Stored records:

◇ ◇ ◇

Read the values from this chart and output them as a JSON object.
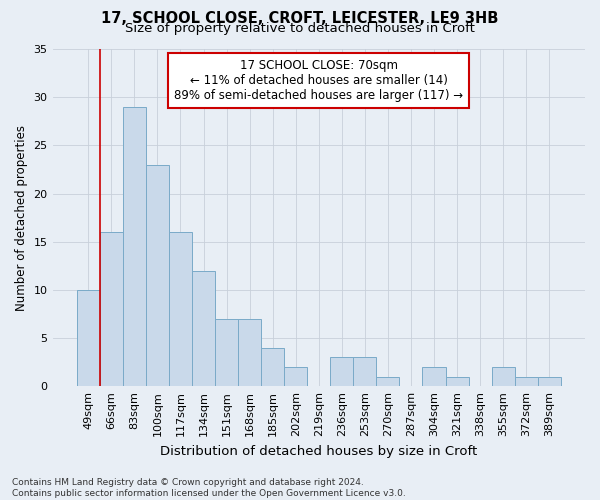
{
  "title": "17, SCHOOL CLOSE, CROFT, LEICESTER, LE9 3HB",
  "subtitle": "Size of property relative to detached houses in Croft",
  "xlabel": "Distribution of detached houses by size in Croft",
  "ylabel": "Number of detached properties",
  "categories": [
    "49sqm",
    "66sqm",
    "83sqm",
    "100sqm",
    "117sqm",
    "134sqm",
    "151sqm",
    "168sqm",
    "185sqm",
    "202sqm",
    "219sqm",
    "236sqm",
    "253sqm",
    "270sqm",
    "287sqm",
    "304sqm",
    "321sqm",
    "338sqm",
    "355sqm",
    "372sqm",
    "389sqm"
  ],
  "values": [
    10,
    16,
    29,
    23,
    16,
    12,
    7,
    7,
    4,
    2,
    0,
    3,
    3,
    1,
    0,
    2,
    1,
    0,
    2,
    1,
    1
  ],
  "bar_color": "#c9d9ea",
  "bar_edge_color": "#7aaac8",
  "grid_color": "#c8d0da",
  "background_color": "#e8eef5",
  "vline_color": "#cc0000",
  "vline_x_index": 1,
  "annotation_text_line1": "17 SCHOOL CLOSE: 70sqm",
  "annotation_text_line2": "← 11% of detached houses are smaller (14)",
  "annotation_text_line3": "89% of semi-detached houses are larger (117) →",
  "annotation_box_color": "#ffffff",
  "annotation_box_edge": "#cc0000",
  "ylim": [
    0,
    35
  ],
  "yticks": [
    0,
    5,
    10,
    15,
    20,
    25,
    30,
    35
  ],
  "footer": "Contains HM Land Registry data © Crown copyright and database right 2024.\nContains public sector information licensed under the Open Government Licence v3.0.",
  "title_fontsize": 10.5,
  "subtitle_fontsize": 9.5,
  "xlabel_fontsize": 9.5,
  "ylabel_fontsize": 8.5,
  "tick_fontsize": 8.0,
  "annotation_fontsize": 8.5,
  "footer_fontsize": 6.5
}
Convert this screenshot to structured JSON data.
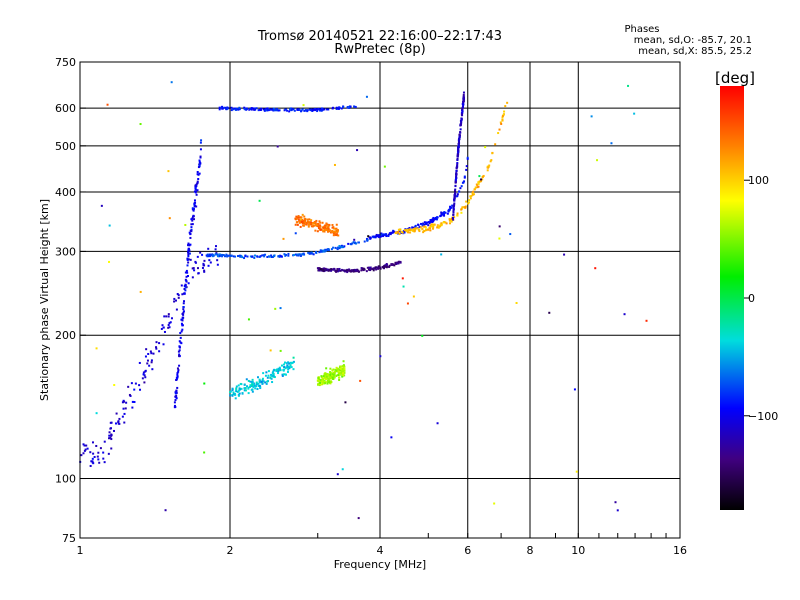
{
  "chart_data": {
    "type": "scatter",
    "title": "Tromsø 20140521 22:16:00–22:17:43",
    "subtitle": "RwPretec (8p)",
    "xlabel": "Frequency [MHz]",
    "ylabel": "Stationary phase Virtual Height [km]",
    "x_scale": "log",
    "y_scale": "log",
    "xlim": [
      1,
      16
    ],
    "ylim": [
      75,
      750
    ],
    "x_ticks": [
      1,
      2,
      4,
      6,
      8,
      10,
      16
    ],
    "x_tick_labels": [
      "1",
      "2",
      "4",
      "6",
      "8",
      "10",
      "16"
    ],
    "y_ticks": [
      75,
      100,
      200,
      300,
      400,
      500,
      600,
      750
    ],
    "y_tick_labels": [
      "75",
      "100",
      "200",
      "300",
      "400",
      "500",
      "600",
      "750"
    ],
    "grid": true,
    "phases": {
      "title": "Phases",
      "line_o": "mean, sd,O: -85.7, 20.1",
      "line_x": "mean, sd,X: 85.5, 25.2"
    },
    "colorbar": {
      "label": "[deg]",
      "range": [
        -180,
        180
      ],
      "ticks": [
        100,
        0,
        -100
      ],
      "tick_labels": [
        "100",
        "0",
        "−100"
      ]
    },
    "traces": [
      {
        "f_range": [
          1.0,
          1.9
        ],
        "h": [
          [
            1.0,
            115
          ],
          [
            1.1,
            110
          ],
          [
            1.2,
            135
          ],
          [
            1.35,
            170
          ],
          [
            1.5,
            210
          ],
          [
            1.7,
            280
          ],
          [
            1.9,
            300
          ]
        ],
        "phase": -110,
        "spread": 0.12
      },
      {
        "f_range": [
          1.55,
          1.75
        ],
        "h": [
          [
            1.55,
            140
          ],
          [
            1.65,
            300
          ],
          [
            1.75,
            490
          ]
        ],
        "phase": -100,
        "spread": 0.08
      },
      {
        "f_range": [
          1.8,
          3.8
        ],
        "h": [
          [
            1.8,
            295
          ],
          [
            2.2,
            292
          ],
          [
            2.8,
            295
          ],
          [
            3.3,
            305
          ],
          [
            3.8,
            318
          ]
        ],
        "phase": -75,
        "spread": 0.01
      },
      {
        "f_range": [
          3.0,
          4.4
        ],
        "h": [
          [
            3.0,
            275
          ],
          [
            3.5,
            273
          ],
          [
            4.0,
            277
          ],
          [
            4.4,
            285
          ]
        ],
        "phase": -140,
        "spread": 0.012
      },
      {
        "f_range": [
          3.8,
          6.0
        ],
        "h": [
          [
            3.8,
            320
          ],
          [
            4.5,
            332
          ],
          [
            5.0,
            345
          ],
          [
            5.5,
            365
          ],
          [
            5.9,
            420
          ],
          [
            6.0,
            470
          ]
        ],
        "phase": -95,
        "spread": 0.015
      },
      {
        "f_range": [
          4.3,
          7.2
        ],
        "h": [
          [
            4.3,
            330
          ],
          [
            5.0,
            335
          ],
          [
            5.6,
            350
          ],
          [
            6.0,
            380
          ],
          [
            6.6,
            450
          ],
          [
            7.0,
            560
          ],
          [
            7.2,
            620
          ]
        ],
        "phase": 110,
        "spread": 0.02
      },
      {
        "f_range": [
          5.6,
          5.9
        ],
        "h": [
          [
            5.6,
            350
          ],
          [
            5.75,
            500
          ],
          [
            5.9,
            640
          ]
        ],
        "phase": -115,
        "spread": 0.03
      },
      {
        "f_range": [
          2.7,
          3.3
        ],
        "h": [
          [
            2.7,
            350
          ],
          [
            3.0,
            340
          ],
          [
            3.3,
            330
          ]
        ],
        "phase": 135,
        "spread": 0.04
      },
      {
        "f_range": [
          3.0,
          3.4
        ],
        "h": [
          [
            3.0,
            160
          ],
          [
            3.2,
            165
          ],
          [
            3.4,
            170
          ]
        ],
        "phase": 60,
        "spread": 0.05
      },
      {
        "f_range": [
          2.0,
          2.7
        ],
        "h": [
          [
            2.0,
            150
          ],
          [
            2.3,
            160
          ],
          [
            2.7,
            175
          ]
        ],
        "phase": -40,
        "spread": 0.05
      },
      {
        "f_range": [
          1.9,
          3.6
        ],
        "h": [
          [
            1.9,
            600
          ],
          [
            2.5,
            595
          ],
          [
            3.0,
            595
          ],
          [
            3.6,
            605
          ]
        ],
        "phase": -90,
        "spread": 0.01
      }
    ]
  }
}
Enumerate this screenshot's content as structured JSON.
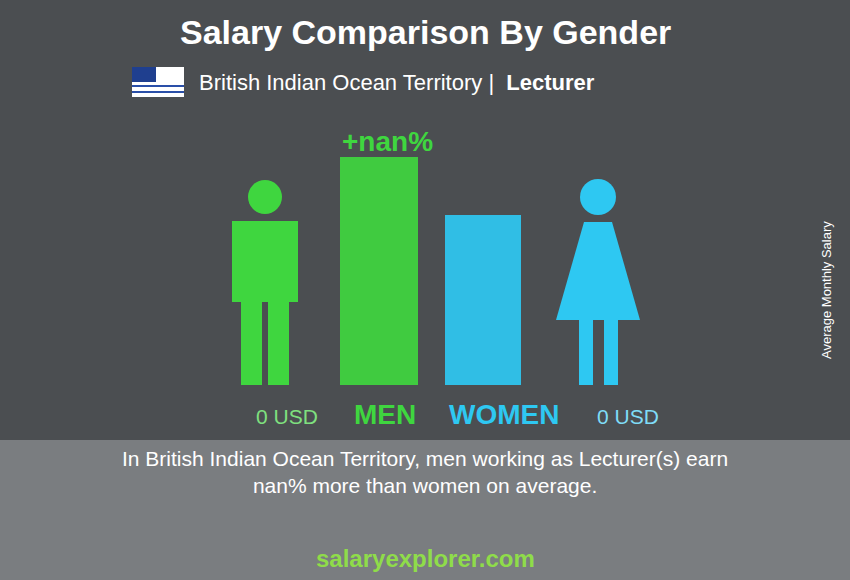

◇ ◇ ◇

• [WHAT TO WORK ON]: Copy the material shown above in full and exactly. Skip the pictures.

• [ANSWER IN FULL]:
Read the values from this chart and output them as a JSON object.
{
  "title": "17, SCHOOL CLOSE, CROFT, LEICESTER, LE9 3HB",
  "subtitle": "Size of property relative to detached houses in Croft",
  "xlabel": "Distribution of detached houses by size in Croft",
  "ylabel": "Number of detached properties",
  "categories": [
    "49sqm",
    "66sqm",
    "83sqm",
    "100sqm",
    "117sqm",
    "134sqm",
    "151sqm",
    "168sqm",
    "185sqm",
    "202sqm",
    "219sqm",
    "236sqm",
    "253sqm",
    "270sqm",
    "287sqm",
    "304sqm",
    "321sqm",
    "338sqm",
    "355sqm",
    "372sqm",
    "389sqm"
  ],
  "values": [
    10,
    16,
    29,
    23,
    16,
    12,
    7,
    7,
    4,
    2,
    0,
    3,
    3,
    1,
    0,
    2,
    1,
    0,
    2,
    1,
    1
  ],
  "bar_color": "#c9d9ea",
  "bar_edge_color": "#7aaac8",
  "grid_color": "#c8d0da",
  "background_color": "#e8eef5",
  "vline_color": "#cc0000",
  "vline_x_index": 1,
  "annotation_text_line1": "17 SCHOOL CLOSE: 70sqm",
  "annotation_text_line2": "← 11% of detached houses are smaller (14)",
  "annotation_text_line3": "89% of semi-detached houses are larger (117) →",
  "annotation_box_color": "#ffffff",
  "annotation_box_edge": "#cc0000",
  "ylim": [
    0,
    35
  ],
  "yticks": [
    0,
    5,
    10,
    15,
    20,
    25,
    30,
    35
  ],
  "footer": "Contains HM Land Registry data © Crown copyright and database right 2024.\nContains public sector information licensed under the Open Government Licence v3.0.",
  "title_fontsize": 10.5,
  "subtitle_fontsize": 9.5,
  "xlabel_fontsize": 9.5,
  "ylabel_fontsize": 8.5,
  "tick_fontsize": 8.0,
  "annotation_fontsize": 8.5,
  "footer_fontsize": 6.5
}
Convert this screenshot to structured JSON data.
{
  "chart_data": {
    "type": "scatter",
    "title": "Tromsø 20140521 22:16:00–22:17:43",
    "subtitle": "RwPretec (8p)",
    "xlabel": "Frequency [MHz]",
    "ylabel": "Stationary phase Virtual Height [km]",
    "x_scale": "log",
    "y_scale": "log",
    "xlim": [
      1,
      16
    ],
    "ylim": [
      75,
      750
    ],
    "x_ticks": [
      1,
      2,
      4,
      6,
      8,
      10,
      16
    ],
    "x_tick_labels": [
      "1",
      "2",
      "4",
      "6",
      "8",
      "10",
      "16"
    ],
    "y_ticks": [
      75,
      100,
      200,
      300,
      400,
      500,
      600,
      750
    ],
    "y_tick_labels": [
      "75",
      "100",
      "200",
      "300",
      "400",
      "500",
      "600",
      "750"
    ],
    "grid": true,
    "phases": {
      "title": "Phases",
      "line_o": "mean, sd,O: -85.7, 20.1",
      "line_x": "mean, sd,X: 85.5, 25.2"
    },
    "colorbar": {
      "label": "[deg]",
      "range": [
        -180,
        180
      ],
      "ticks": [
        100,
        0,
        -100
      ],
      "tick_labels": [
        "100",
        "0",
        "−100"
      ]
    },
    "traces": [
      {
        "f_range": [
          1.0,
          1.9
        ],
        "h": [
          [
            1.0,
            115
          ],
          [
            1.1,
            110
          ],
          [
            1.2,
            135
          ],
          [
            1.35,
            170
          ],
          [
            1.5,
            210
          ],
          [
            1.7,
            280
          ],
          [
            1.9,
            300
          ]
        ],
        "phase": -110,
        "spread": 0.12
      },
      {
        "f_range": [
          1.55,
          1.75
        ],
        "h": [
          [
            1.55,
            140
          ],
          [
            1.65,
            300
          ],
          [
            1.75,
            490
          ]
        ],
        "phase": -100,
        "spread": 0.08
      },
      {
        "f_range": [
          1.8,
          3.8
        ],
        "h": [
          [
            1.8,
            295
          ],
          [
            2.2,
            292
          ],
          [
            2.8,
            295
          ],
          [
            3.3,
            305
          ],
          [
            3.8,
            318
          ]
        ],
        "phase": -75,
        "spread": 0.01
      },
      {
        "f_range": [
          3.0,
          4.4
        ],
        "h": [
          [
            3.0,
            275
          ],
          [
            3.5,
            273
          ],
          [
            4.0,
            277
          ],
          [
            4.4,
            285
          ]
        ],
        "phase": -140,
        "spread": 0.012
      },
      {
        "f_range": [
          3.8,
          6.0
        ],
        "h": [
          [
            3.8,
            320
          ],
          [
            4.5,
            332
          ],
          [
            5.0,
            345
          ],
          [
            5.5,
            365
          ],
          [
            5.9,
            420
          ],
          [
            6.0,
            470
          ]
        ],
        "phase": -95,
        "spread": 0.015
      },
      {
        "f_range": [
          4.3,
          7.2
        ],
        "h": [
          [
            4.3,
            330
          ],
          [
            5.0,
            335
          ],
          [
            5.6,
            350
          ],
          [
            6.0,
            380
          ],
          [
            6.6,
            450
          ],
          [
            7.0,
            560
          ],
          [
            7.2,
            620
          ]
        ],
        "phase": 110,
        "spread": 0.02
      },
      {
        "f_range": [
          5.6,
          5.9
        ],
        "h": [
          [
            5.6,
            350
          ],
          [
            5.75,
            500
          ],
          [
            5.9,
            640
          ]
        ],
        "phase": -115,
        "spread": 0.03
      },
      {
        "f_range": [
          2.7,
          3.3
        ],
        "h": [
          [
            2.7,
            350
          ],
          [
            3.0,
            340
          ],
          [
            3.3,
            330
          ]
        ],
        "phase": 135,
        "spread": 0.04
      },
      {
        "f_range": [
          3.0,
          3.4
        ],
        "h": [
          [
            3.0,
            160
          ],
          [
            3.2,
            165
          ],
          [
            3.4,
            170
          ]
        ],
        "phase": 60,
        "spread": 0.05
      },
      {
        "f_range": [
          2.0,
          2.7
        ],
        "h": [
          [
            2.0,
            150
          ],
          [
            2.3,
            160
          ],
          [
            2.7,
            175
          ]
        ],
        "phase": -40,
        "spread": 0.05
      },
      {
        "f_range": [
          1.9,
          3.6
        ],
        "h": [
          [
            1.9,
            600
          ],
          [
            2.5,
            595
          ],
          [
            3.0,
            595
          ],
          [
            3.6,
            605
          ]
        ],
        "phase": -90,
        "spread": 0.01
      }
    ]
  }
}
Enumerate this screenshot's content as structured JSON.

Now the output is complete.